═════ DATA SUPPLIED ═════

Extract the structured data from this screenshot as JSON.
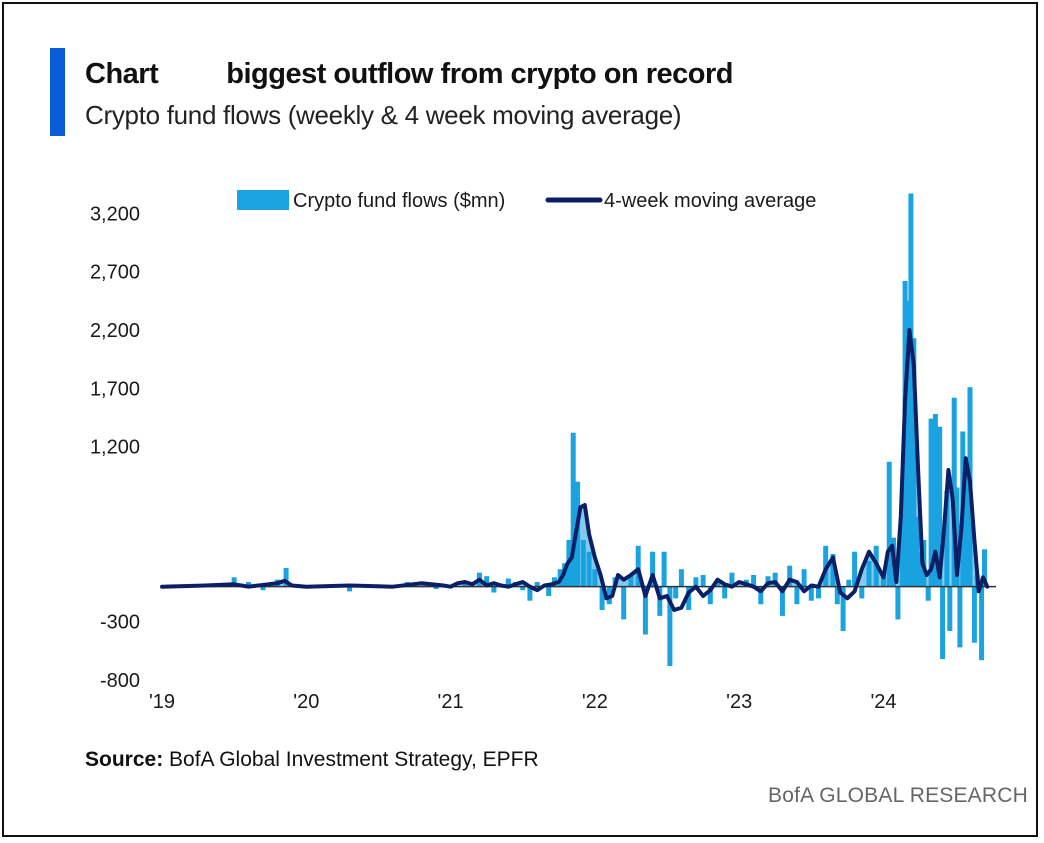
{
  "header": {
    "title": "Chart         biggest outflow from crypto on record",
    "subtitle": "Crypto fund flows (weekly & 4  week moving average)"
  },
  "footer": {
    "source_label": "Source:",
    "source_text": " BofA Global Investment Strategy, EPFR",
    "brand": "BofA GLOBAL RESEARCH"
  },
  "colors": {
    "bars": "#1aa3e0",
    "line": "#0b1f66",
    "accent": "#0a5cd6",
    "zero_line": "#333333"
  },
  "chart_data": {
    "type": "bar",
    "title": "biggest outflow from crypto on record",
    "subtitle": "Crypto fund flows (weekly & 4  week moving average)",
    "ylim": [
      -800,
      3400
    ],
    "yticks": [
      3200,
      2700,
      2200,
      1700,
      1200,
      -300,
      -800
    ],
    "ytick_labels": [
      "3,200",
      "2,700",
      "2,200",
      "1,700",
      "1,200",
      "-300",
      "-800"
    ],
    "xlim": [
      2019.0,
      2024.78
    ],
    "xticks": [
      2019,
      2020,
      2021,
      2022,
      2023,
      2024
    ],
    "xtick_labels": [
      "'19",
      "'20",
      "'21",
      "'22",
      "'23",
      "'24"
    ],
    "legend": {
      "position": "top-center",
      "entries": [
        "Crypto fund flows ($mn)",
        "4-week moving average"
      ]
    },
    "series": [
      {
        "name": "Crypto fund flows ($mn)",
        "kind": "bar",
        "x": [
          2019.5,
          2019.6,
          2019.7,
          2019.8,
          2019.86,
          2020.3,
          2020.7,
          2020.9,
          2020.95,
          2021.1,
          2021.2,
          2021.25,
          2021.3,
          2021.4,
          2021.45,
          2021.5,
          2021.55,
          2021.6,
          2021.68,
          2021.72,
          2021.76,
          2021.79,
          2021.82,
          2021.85,
          2021.88,
          2021.92,
          2021.96,
          2022.0,
          2022.05,
          2022.1,
          2022.14,
          2022.2,
          2022.25,
          2022.3,
          2022.35,
          2022.4,
          2022.45,
          2022.48,
          2022.52,
          2022.56,
          2022.6,
          2022.65,
          2022.7,
          2022.75,
          2022.8,
          2022.85,
          2022.9,
          2022.95,
          2023.05,
          2023.1,
          2023.15,
          2023.2,
          2023.25,
          2023.3,
          2023.35,
          2023.4,
          2023.45,
          2023.5,
          2023.55,
          2023.6,
          2023.65,
          2023.68,
          2023.72,
          2023.76,
          2023.8,
          2023.85,
          2023.9,
          2023.95,
          2024.0,
          2024.04,
          2024.07,
          2024.1,
          2024.13,
          2024.15,
          2024.17,
          2024.19,
          2024.21,
          2024.23,
          2024.25,
          2024.28,
          2024.31,
          2024.33,
          2024.36,
          2024.39,
          2024.41,
          2024.44,
          2024.46,
          2024.49,
          2024.51,
          2024.53,
          2024.55,
          2024.58,
          2024.6,
          2024.63,
          2024.65,
          2024.68,
          2024.7
        ],
        "values": [
          80,
          40,
          -30,
          60,
          160,
          -40,
          40,
          -20,
          20,
          30,
          120,
          90,
          -50,
          70,
          40,
          -30,
          -120,
          40,
          -80,
          80,
          150,
          200,
          400,
          1320,
          900,
          400,
          300,
          150,
          -200,
          -150,
          80,
          -280,
          100,
          350,
          -410,
          300,
          -250,
          300,
          -680,
          -100,
          150,
          -200,
          80,
          100,
          -150,
          60,
          -100,
          120,
          60,
          100,
          -150,
          90,
          120,
          -250,
          180,
          -150,
          150,
          -120,
          -100,
          350,
          280,
          -150,
          -380,
          60,
          300,
          -100,
          220,
          350,
          100,
          1070,
          420,
          -280,
          700,
          2620,
          2450,
          3370,
          2130,
          600,
          300,
          400,
          -120,
          1440,
          1480,
          1370,
          -620,
          820,
          -380,
          1620,
          850,
          -520,
          1330,
          1030,
          1710,
          -480,
          100,
          -630,
          320
        ]
      },
      {
        "name": "4-week moving average",
        "kind": "line",
        "x": [
          2019.0,
          2019.3,
          2019.5,
          2019.55,
          2019.6,
          2019.8,
          2019.85,
          2019.9,
          2020.0,
          2020.3,
          2020.6,
          2020.8,
          2020.95,
          2021.0,
          2021.05,
          2021.1,
          2021.15,
          2021.2,
          2021.25,
          2021.3,
          2021.35,
          2021.4,
          2021.45,
          2021.5,
          2021.55,
          2021.6,
          2021.65,
          2021.7,
          2021.75,
          2021.78,
          2021.81,
          2021.84,
          2021.87,
          2021.9,
          2021.93,
          2021.96,
          2022.0,
          2022.04,
          2022.08,
          2022.12,
          2022.16,
          2022.2,
          2022.25,
          2022.3,
          2022.35,
          2022.4,
          2022.45,
          2022.5,
          2022.55,
          2022.6,
          2022.65,
          2022.7,
          2022.75,
          2022.8,
          2022.85,
          2022.9,
          2022.95,
          2023.0,
          2023.05,
          2023.1,
          2023.15,
          2023.2,
          2023.25,
          2023.3,
          2023.35,
          2023.4,
          2023.45,
          2023.5,
          2023.55,
          2023.6,
          2023.65,
          2023.7,
          2023.75,
          2023.8,
          2023.85,
          2023.9,
          2023.95,
          2024.0,
          2024.03,
          2024.06,
          2024.09,
          2024.12,
          2024.15,
          2024.18,
          2024.21,
          2024.24,
          2024.27,
          2024.3,
          2024.33,
          2024.36,
          2024.39,
          2024.42,
          2024.45,
          2024.48,
          2024.51,
          2024.54,
          2024.57,
          2024.6,
          2024.63,
          2024.66,
          2024.69,
          2024.72
        ],
        "values": [
          0,
          10,
          20,
          10,
          0,
          30,
          50,
          10,
          0,
          10,
          0,
          30,
          10,
          0,
          30,
          40,
          20,
          60,
          10,
          30,
          10,
          0,
          20,
          40,
          0,
          -30,
          10,
          20,
          40,
          100,
          200,
          250,
          470,
          680,
          700,
          450,
          250,
          100,
          -100,
          -80,
          100,
          60,
          100,
          150,
          -80,
          100,
          -100,
          -80,
          -200,
          -180,
          -50,
          0,
          -80,
          -30,
          60,
          20,
          0,
          40,
          20,
          0,
          -40,
          30,
          40,
          -40,
          60,
          40,
          -40,
          10,
          0,
          150,
          250,
          -50,
          -100,
          -40,
          150,
          300,
          200,
          80,
          300,
          350,
          40,
          600,
          1600,
          2200,
          1900,
          1000,
          200,
          100,
          150,
          300,
          80,
          500,
          1000,
          750,
          100,
          500,
          1100,
          900,
          400,
          -40,
          80,
          0
        ]
      }
    ]
  }
}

═════

--- GOAL OF THE EXERCISE ---
Extract the full listing above verbatim; pictures are to be left out of the copy.

--- FINISHED TASK ---
Extract the structured data from this screenshot as JSON.
{
  "header": {
    "title": "Chart         biggest outflow from crypto on record",
    "subtitle": "Crypto fund flows (weekly & 4  week moving average)"
  },
  "footer": {
    "source_label": "Source:",
    "source_text": " BofA Global Investment Strategy, EPFR",
    "brand": "BofA GLOBAL RESEARCH"
  },
  "colors": {
    "bars": "#1aa3e0",
    "line": "#0b1f66",
    "accent": "#0a5cd6",
    "zero_line": "#333333"
  },
  "chart_data": {
    "type": "bar",
    "title": "biggest outflow from crypto on record",
    "subtitle": "Crypto fund flows (weekly & 4  week moving average)",
    "ylim": [
      -800,
      3400
    ],
    "yticks": [
      3200,
      2700,
      2200,
      1700,
      1200,
      -300,
      -800
    ],
    "ytick_labels": [
      "3,200",
      "2,700",
      "2,200",
      "1,700",
      "1,200",
      "-300",
      "-800"
    ],
    "xlim": [
      2019.0,
      2024.78
    ],
    "xticks": [
      2019,
      2020,
      2021,
      2022,
      2023,
      2024
    ],
    "xtick_labels": [
      "'19",
      "'20",
      "'21",
      "'22",
      "'23",
      "'24"
    ],
    "legend": {
      "position": "top-center",
      "entries": [
        "Crypto fund flows ($mn)",
        "4-week moving average"
      ]
    },
    "series": [
      {
        "name": "Crypto fund flows ($mn)",
        "kind": "bar",
        "x": [
          2019.5,
          2019.6,
          2019.7,
          2019.8,
          2019.86,
          2020.3,
          2020.7,
          2020.9,
          2020.95,
          2021.1,
          2021.2,
          2021.25,
          2021.3,
          2021.4,
          2021.45,
          2021.5,
          2021.55,
          2021.6,
          2021.68,
          2021.72,
          2021.76,
          2021.79,
          2021.82,
          2021.85,
          2021.88,
          2021.92,
          2021.96,
          2022.0,
          2022.05,
          2022.1,
          2022.14,
          2022.2,
          2022.25,
          2022.3,
          2022.35,
          2022.4,
          2022.45,
          2022.48,
          2022.52,
          2022.56,
          2022.6,
          2022.65,
          2022.7,
          2022.75,
          2022.8,
          2022.85,
          2022.9,
          2022.95,
          2023.05,
          2023.1,
          2023.15,
          2023.2,
          2023.25,
          2023.3,
          2023.35,
          2023.4,
          2023.45,
          2023.5,
          2023.55,
          2023.6,
          2023.65,
          2023.68,
          2023.72,
          2023.76,
          2023.8,
          2023.85,
          2023.9,
          2023.95,
          2024.0,
          2024.04,
          2024.07,
          2024.1,
          2024.13,
          2024.15,
          2024.17,
          2024.19,
          2024.21,
          2024.23,
          2024.25,
          2024.28,
          2024.31,
          2024.33,
          2024.36,
          2024.39,
          2024.41,
          2024.44,
          2024.46,
          2024.49,
          2024.51,
          2024.53,
          2024.55,
          2024.58,
          2024.6,
          2024.63,
          2024.65,
          2024.68,
          2024.7
        ],
        "values": [
          80,
          40,
          -30,
          60,
          160,
          -40,
          40,
          -20,
          20,
          30,
          120,
          90,
          -50,
          70,
          40,
          -30,
          -120,
          40,
          -80,
          80,
          150,
          200,
          400,
          1320,
          900,
          400,
          300,
          150,
          -200,
          -150,
          80,
          -280,
          100,
          350,
          -410,
          300,
          -250,
          300,
          -680,
          -100,
          150,
          -200,
          80,
          100,
          -150,
          60,
          -100,
          120,
          60,
          100,
          -150,
          90,
          120,
          -250,
          180,
          -150,
          150,
          -120,
          -100,
          350,
          280,
          -150,
          -380,
          60,
          300,
          -100,
          220,
          350,
          100,
          1070,
          420,
          -280,
          700,
          2620,
          2450,
          3370,
          2130,
          600,
          300,
          400,
          -120,
          1440,
          1480,
          1370,
          -620,
          820,
          -380,
          1620,
          850,
          -520,
          1330,
          1030,
          1710,
          -480,
          100,
          -630,
          320
        ]
      },
      {
        "name": "4-week moving average",
        "kind": "line",
        "x": [
          2019.0,
          2019.3,
          2019.5,
          2019.55,
          2019.6,
          2019.8,
          2019.85,
          2019.9,
          2020.0,
          2020.3,
          2020.6,
          2020.8,
          2020.95,
          2021.0,
          2021.05,
          2021.1,
          2021.15,
          2021.2,
          2021.25,
          2021.3,
          2021.35,
          2021.4,
          2021.45,
          2021.5,
          2021.55,
          2021.6,
          2021.65,
          2021.7,
          2021.75,
          2021.78,
          2021.81,
          2021.84,
          2021.87,
          2021.9,
          2021.93,
          2021.96,
          2022.0,
          2022.04,
          2022.08,
          2022.12,
          2022.16,
          2022.2,
          2022.25,
          2022.3,
          2022.35,
          2022.4,
          2022.45,
          2022.5,
          2022.55,
          2022.6,
          2022.65,
          2022.7,
          2022.75,
          2022.8,
          2022.85,
          2022.9,
          2022.95,
          2023.0,
          2023.05,
          2023.1,
          2023.15,
          2023.2,
          2023.25,
          2023.3,
          2023.35,
          2023.4,
          2023.45,
          2023.5,
          2023.55,
          2023.6,
          2023.65,
          2023.7,
          2023.75,
          2023.8,
          2023.85,
          2023.9,
          2023.95,
          2024.0,
          2024.03,
          2024.06,
          2024.09,
          2024.12,
          2024.15,
          2024.18,
          2024.21,
          2024.24,
          2024.27,
          2024.3,
          2024.33,
          2024.36,
          2024.39,
          2024.42,
          2024.45,
          2024.48,
          2024.51,
          2024.54,
          2024.57,
          2024.6,
          2024.63,
          2024.66,
          2024.69,
          2024.72
        ],
        "values": [
          0,
          10,
          20,
          10,
          0,
          30,
          50,
          10,
          0,
          10,
          0,
          30,
          10,
          0,
          30,
          40,
          20,
          60,
          10,
          30,
          10,
          0,
          20,
          40,
          0,
          -30,
          10,
          20,
          40,
          100,
          200,
          250,
          470,
          680,
          700,
          450,
          250,
          100,
          -100,
          -80,
          100,
          60,
          100,
          150,
          -80,
          100,
          -100,
          -80,
          -200,
          -180,
          -50,
          0,
          -80,
          -30,
          60,
          20,
          0,
          40,
          20,
          0,
          -40,
          30,
          40,
          -40,
          60,
          40,
          -40,
          10,
          0,
          150,
          250,
          -50,
          -100,
          -40,
          150,
          300,
          200,
          80,
          300,
          350,
          40,
          600,
          1600,
          2200,
          1900,
          1000,
          200,
          100,
          150,
          300,
          80,
          500,
          1000,
          750,
          100,
          500,
          1100,
          900,
          400,
          -40,
          80,
          0
        ]
      }
    ]
  }
}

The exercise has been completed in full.